(Figure data in JSON)
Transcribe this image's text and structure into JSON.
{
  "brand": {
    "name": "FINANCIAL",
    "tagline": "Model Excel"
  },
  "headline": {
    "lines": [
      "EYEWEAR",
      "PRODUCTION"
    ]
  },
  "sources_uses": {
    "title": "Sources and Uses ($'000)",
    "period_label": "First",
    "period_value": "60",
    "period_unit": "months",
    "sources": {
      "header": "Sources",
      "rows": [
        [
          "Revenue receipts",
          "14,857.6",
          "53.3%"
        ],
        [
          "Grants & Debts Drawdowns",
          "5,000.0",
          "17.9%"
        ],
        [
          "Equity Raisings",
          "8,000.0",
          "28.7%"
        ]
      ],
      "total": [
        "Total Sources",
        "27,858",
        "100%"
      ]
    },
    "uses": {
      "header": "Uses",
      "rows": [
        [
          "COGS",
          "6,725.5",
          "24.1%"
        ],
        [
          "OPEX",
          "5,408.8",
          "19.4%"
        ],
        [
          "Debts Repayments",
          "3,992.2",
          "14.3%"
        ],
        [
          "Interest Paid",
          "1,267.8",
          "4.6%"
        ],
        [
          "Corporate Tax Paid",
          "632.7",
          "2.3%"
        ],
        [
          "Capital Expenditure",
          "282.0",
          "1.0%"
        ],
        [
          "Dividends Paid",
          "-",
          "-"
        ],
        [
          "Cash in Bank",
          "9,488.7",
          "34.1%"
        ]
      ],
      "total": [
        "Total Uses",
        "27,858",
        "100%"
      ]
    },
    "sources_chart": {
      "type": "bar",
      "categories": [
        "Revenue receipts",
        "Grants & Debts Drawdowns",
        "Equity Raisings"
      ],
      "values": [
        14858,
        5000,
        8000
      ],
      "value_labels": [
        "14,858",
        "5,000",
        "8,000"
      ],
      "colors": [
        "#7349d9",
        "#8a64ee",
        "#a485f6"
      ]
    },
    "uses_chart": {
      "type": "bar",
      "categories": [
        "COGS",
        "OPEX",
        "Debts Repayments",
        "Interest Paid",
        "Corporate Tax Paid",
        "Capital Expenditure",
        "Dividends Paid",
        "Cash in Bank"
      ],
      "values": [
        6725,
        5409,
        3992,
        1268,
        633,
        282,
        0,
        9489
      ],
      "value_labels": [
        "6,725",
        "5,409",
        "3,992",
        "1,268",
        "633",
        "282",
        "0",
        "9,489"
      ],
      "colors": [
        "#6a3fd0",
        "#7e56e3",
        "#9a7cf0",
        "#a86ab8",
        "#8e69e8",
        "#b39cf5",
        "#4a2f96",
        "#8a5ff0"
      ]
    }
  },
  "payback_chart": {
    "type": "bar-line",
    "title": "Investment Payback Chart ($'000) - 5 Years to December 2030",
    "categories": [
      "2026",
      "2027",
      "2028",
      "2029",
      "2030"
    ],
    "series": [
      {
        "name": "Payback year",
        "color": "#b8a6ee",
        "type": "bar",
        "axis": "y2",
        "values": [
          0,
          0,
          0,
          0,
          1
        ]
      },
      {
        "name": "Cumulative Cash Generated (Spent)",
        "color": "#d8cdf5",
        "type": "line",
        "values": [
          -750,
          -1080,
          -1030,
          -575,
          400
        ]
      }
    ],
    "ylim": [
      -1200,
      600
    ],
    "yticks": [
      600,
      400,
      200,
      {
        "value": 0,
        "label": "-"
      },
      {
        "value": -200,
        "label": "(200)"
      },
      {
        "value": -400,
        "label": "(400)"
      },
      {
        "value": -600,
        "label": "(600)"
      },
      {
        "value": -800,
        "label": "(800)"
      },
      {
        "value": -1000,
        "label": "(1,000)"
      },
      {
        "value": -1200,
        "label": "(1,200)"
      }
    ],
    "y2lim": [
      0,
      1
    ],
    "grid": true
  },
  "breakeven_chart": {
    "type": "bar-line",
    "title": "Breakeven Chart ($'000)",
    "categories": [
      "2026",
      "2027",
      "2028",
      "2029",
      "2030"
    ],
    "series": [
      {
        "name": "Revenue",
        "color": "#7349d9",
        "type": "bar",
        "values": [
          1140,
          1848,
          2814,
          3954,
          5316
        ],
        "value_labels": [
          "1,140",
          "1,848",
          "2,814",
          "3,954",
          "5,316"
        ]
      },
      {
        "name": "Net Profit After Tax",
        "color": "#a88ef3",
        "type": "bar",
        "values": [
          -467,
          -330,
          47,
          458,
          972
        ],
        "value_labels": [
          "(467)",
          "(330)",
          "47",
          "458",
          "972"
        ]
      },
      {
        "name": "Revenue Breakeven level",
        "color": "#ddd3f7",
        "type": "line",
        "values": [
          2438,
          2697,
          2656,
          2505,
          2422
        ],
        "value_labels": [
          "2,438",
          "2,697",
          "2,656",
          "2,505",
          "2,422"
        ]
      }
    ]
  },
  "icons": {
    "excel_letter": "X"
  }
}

_Your goal_: Your task is to extract all of the records exactly.

_Correct answer_:
Transcribe this image's text and structure into JSON.
{
  "brand": {
    "name": "FINANCIAL",
    "tagline": "Model Excel"
  },
  "headline": {
    "lines": [
      "EYEWEAR",
      "PRODUCTION"
    ]
  },
  "sources_uses": {
    "title": "Sources and Uses ($'000)",
    "period_label": "First",
    "period_value": "60",
    "period_unit": "months",
    "sources": {
      "header": "Sources",
      "rows": [
        [
          "Revenue receipts",
          "14,857.6",
          "53.3%"
        ],
        [
          "Grants & Debts Drawdowns",
          "5,000.0",
          "17.9%"
        ],
        [
          "Equity Raisings",
          "8,000.0",
          "28.7%"
        ]
      ],
      "total": [
        "Total Sources",
        "27,858",
        "100%"
      ]
    },
    "uses": {
      "header": "Uses",
      "rows": [
        [
          "COGS",
          "6,725.5",
          "24.1%"
        ],
        [
          "OPEX",
          "5,408.8",
          "19.4%"
        ],
        [
          "Debts Repayments",
          "3,992.2",
          "14.3%"
        ],
        [
          "Interest Paid",
          "1,267.8",
          "4.6%"
        ],
        [
          "Corporate Tax Paid",
          "632.7",
          "2.3%"
        ],
        [
          "Capital Expenditure",
          "282.0",
          "1.0%"
        ],
        [
          "Dividends Paid",
          "-",
          "-"
        ],
        [
          "Cash in Bank",
          "9,488.7",
          "34.1%"
        ]
      ],
      "total": [
        "Total Uses",
        "27,858",
        "100%"
      ]
    },
    "sources_chart": {
      "type": "bar",
      "categories": [
        "Revenue receipts",
        "Grants & Debts Drawdowns",
        "Equity Raisings"
      ],
      "values": [
        14858,
        5000,
        8000
      ],
      "value_labels": [
        "14,858",
        "5,000",
        "8,000"
      ],
      "colors": [
        "#7349d9",
        "#8a64ee",
        "#a485f6"
      ]
    },
    "uses_chart": {
      "type": "bar",
      "categories": [
        "COGS",
        "OPEX",
        "Debts Repayments",
        "Interest Paid",
        "Corporate Tax Paid",
        "Capital Expenditure",
        "Dividends Paid",
        "Cash in Bank"
      ],
      "values": [
        6725,
        5409,
        3992,
        1268,
        633,
        282,
        0,
        9489
      ],
      "value_labels": [
        "6,725",
        "5,409",
        "3,992",
        "1,268",
        "633",
        "282",
        "0",
        "9,489"
      ],
      "colors": [
        "#6a3fd0",
        "#7e56e3",
        "#9a7cf0",
        "#a86ab8",
        "#8e69e8",
        "#b39cf5",
        "#4a2f96",
        "#8a5ff0"
      ]
    }
  },
  "payback_chart": {
    "type": "bar-line",
    "title": "Investment Payback Chart ($'000) - 5 Years to December 2030",
    "categories": [
      "2026",
      "2027",
      "2028",
      "2029",
      "2030"
    ],
    "series": [
      {
        "name": "Payback year",
        "color": "#b8a6ee",
        "type": "bar",
        "axis": "y2",
        "values": [
          0,
          0,
          0,
          0,
          1
        ]
      },
      {
        "name": "Cumulative Cash Generated (Spent)",
        "color": "#d8cdf5",
        "type": "line",
        "values": [
          -750,
          -1080,
          -1030,
          -575,
          400
        ]
      }
    ],
    "ylim": [
      -1200,
      600
    ],
    "yticks": [
      600,
      400,
      200,
      {
        "value": 0,
        "label": "-"
      },
      {
        "value": -200,
        "label": "(200)"
      },
      {
        "value": -400,
        "label": "(400)"
      },
      {
        "value": -600,
        "label": "(600)"
      },
      {
        "value": -800,
        "label": "(800)"
      },
      {
        "value": -1000,
        "label": "(1,000)"
      },
      {
        "value": -1200,
        "label": "(1,200)"
      }
    ],
    "y2lim": [
      0,
      1
    ],
    "grid": true
  },
  "breakeven_chart": {
    "type": "bar-line",
    "title": "Breakeven Chart ($'000)",
    "categories": [
      "2026",
      "2027",
      "2028",
      "2029",
      "2030"
    ],
    "series": [
      {
        "name": "Revenue",
        "color": "#7349d9",
        "type": "bar",
        "values": [
          1140,
          1848,
          2814,
          3954,
          5316
        ],
        "value_labels": [
          "1,140",
          "1,848",
          "2,814",
          "3,954",
          "5,316"
        ]
      },
      {
        "name": "Net Profit After Tax",
        "color": "#a88ef3",
        "type": "bar",
        "values": [
          -467,
          -330,
          47,
          458,
          972
        ],
        "value_labels": [
          "(467)",
          "(330)",
          "47",
          "458",
          "972"
        ]
      },
      {
        "name": "Revenue Breakeven level",
        "color": "#ddd3f7",
        "type": "line",
        "values": [
          2438,
          2697,
          2656,
          2505,
          2422
        ],
        "value_labels": [
          "2,438",
          "2,697",
          "2,656",
          "2,505",
          "2,422"
        ]
      }
    ]
  },
  "icons": {
    "excel_letter": "X"
  }
}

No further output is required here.